**Problem A**
Answer these questions about the Preacher's Sketchbook text:
(i) What date does it carry?
(ii) Who prepares it each week?
(iii) What citation follows the quotation from St Teresa of Avila?

**Passage**
Preacher’s Sketchbook: Christ the King

November 14, 2011

Each week, a Dominican member of the Provincial Preaching Advisory board prepares this Preacher’s Sketchbook in anticipation of the upcoming Sunday Mass.  The idea of the Preacher’s Sketchbook is to take quotations from the authority of the Church–the Pope, the Fathers of the Church, documents of the Councils, the saints–that can help spark ideas for the Sunday homily.   Just as an artist’s sketchbook preserves ideas for later elaboration, so we hope the Preacher’s Sketchbook will provide some ideas for homiletical elaboration.



St Teresa of Avila

O my God, who could make known the majesty with which you reveal yourself! And, Lord of all the world and of the heavens, of a thousand other worlds and of numberless worlds, and of the heavens that you might create, how the soul understands by the majesty with which you reveal yourself that it is nothing for you to be Lord of the world! In this vision the powerlessness of all the devils in comparison with your power is clearly seen, my Jesus, and it is seen how whoever is pleasing to you can trample hell under foot…I see that you want the soul to know how tremendous this majesty is and the power that this most sacred humanity joined with the Divinity has. In this vision there is a clear representation of what it will be like on Judgment Day to see the majesty of this King and to see its severity toward those who are evil. This vision is the source of the true humility left in the soul when it sees its misery, which it cannot ignore. This vision is the source of confusion and true repentance for sins; although the soul sees that he shows love, it does not know where to hide, and so it is completely consumed (Life 28:8-9).

**Problem B**
Can you write out the records again, starting at their first line and ending at the line containing "desc-accent-100pct: 100% <box>100", with both ends included? Swap "Rear Exhaust" for "Side Exhaust" and leave everything else unchanged.

**Given data**
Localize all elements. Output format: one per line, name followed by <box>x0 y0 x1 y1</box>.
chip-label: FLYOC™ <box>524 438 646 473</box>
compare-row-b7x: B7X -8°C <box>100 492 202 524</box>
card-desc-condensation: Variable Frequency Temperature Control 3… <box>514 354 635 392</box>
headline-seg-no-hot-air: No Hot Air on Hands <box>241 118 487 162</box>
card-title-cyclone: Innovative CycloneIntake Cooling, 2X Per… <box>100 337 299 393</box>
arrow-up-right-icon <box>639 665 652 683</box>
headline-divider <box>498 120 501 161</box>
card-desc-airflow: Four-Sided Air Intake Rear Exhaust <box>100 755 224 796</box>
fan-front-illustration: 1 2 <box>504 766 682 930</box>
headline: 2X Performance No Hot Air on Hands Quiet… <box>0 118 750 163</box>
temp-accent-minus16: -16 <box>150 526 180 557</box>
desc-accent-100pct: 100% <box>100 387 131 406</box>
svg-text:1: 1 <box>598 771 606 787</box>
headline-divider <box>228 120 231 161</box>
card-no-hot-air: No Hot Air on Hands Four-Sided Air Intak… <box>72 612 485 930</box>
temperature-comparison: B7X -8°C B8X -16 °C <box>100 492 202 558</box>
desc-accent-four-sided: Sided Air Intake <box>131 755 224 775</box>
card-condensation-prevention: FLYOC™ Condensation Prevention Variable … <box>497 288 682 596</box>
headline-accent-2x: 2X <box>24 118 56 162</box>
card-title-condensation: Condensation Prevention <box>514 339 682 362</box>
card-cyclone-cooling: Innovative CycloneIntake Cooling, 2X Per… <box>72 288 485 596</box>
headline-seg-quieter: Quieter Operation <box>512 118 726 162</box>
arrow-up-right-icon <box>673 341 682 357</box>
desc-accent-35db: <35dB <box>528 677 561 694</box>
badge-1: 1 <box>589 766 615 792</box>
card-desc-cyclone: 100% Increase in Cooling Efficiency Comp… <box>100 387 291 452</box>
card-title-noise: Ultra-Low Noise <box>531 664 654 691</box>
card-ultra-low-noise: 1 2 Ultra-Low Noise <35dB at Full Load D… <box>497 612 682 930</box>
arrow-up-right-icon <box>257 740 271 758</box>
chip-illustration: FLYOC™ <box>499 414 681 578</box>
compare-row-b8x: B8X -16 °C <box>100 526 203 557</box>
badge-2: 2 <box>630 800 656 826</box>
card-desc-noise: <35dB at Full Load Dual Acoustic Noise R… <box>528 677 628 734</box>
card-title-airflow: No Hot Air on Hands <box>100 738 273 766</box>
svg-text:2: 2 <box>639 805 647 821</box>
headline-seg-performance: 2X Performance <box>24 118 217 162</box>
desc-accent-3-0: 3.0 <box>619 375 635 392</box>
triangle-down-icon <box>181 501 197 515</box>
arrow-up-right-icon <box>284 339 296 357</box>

**Answer A**
(i) November 14, 2011
(ii) A Dominican member of the Provincial Preaching Advisory board
(iii) Life 28:8-9

**Answer B**
Localize all elements. Output format: one per line, name followed by <box>x0 y0 x1 y1</box>.
chip-label: FLYOC™ <box>524 438 646 473</box>
compare-row-b7x: B7X -8°C <box>100 492 202 524</box>
card-desc-condensation: Variable Frequency Temperature Control 3… <box>514 354 635 392</box>
headline-seg-no-hot-air: No Hot Air on Hands <box>241 118 487 162</box>
card-title-cyclone: Innovative CycloneIntake Cooling, 2X Per… <box>100 337 299 393</box>
arrow-up-right-icon <box>639 665 652 683</box>
headline-divider <box>498 120 501 161</box>
card-desc-airflow: Four-Sided Air Intake Side Exhaust <box>100 755 224 796</box>
fan-front-illustration: 1 2 <box>504 766 682 930</box>
headline: 2X Performance No Hot Air on Hands Quiet… <box>0 118 750 163</box>
temp-accent-minus16: -16 <box>150 526 180 557</box>
desc-accent-100pct: 100% <box>100 387 131 406</box>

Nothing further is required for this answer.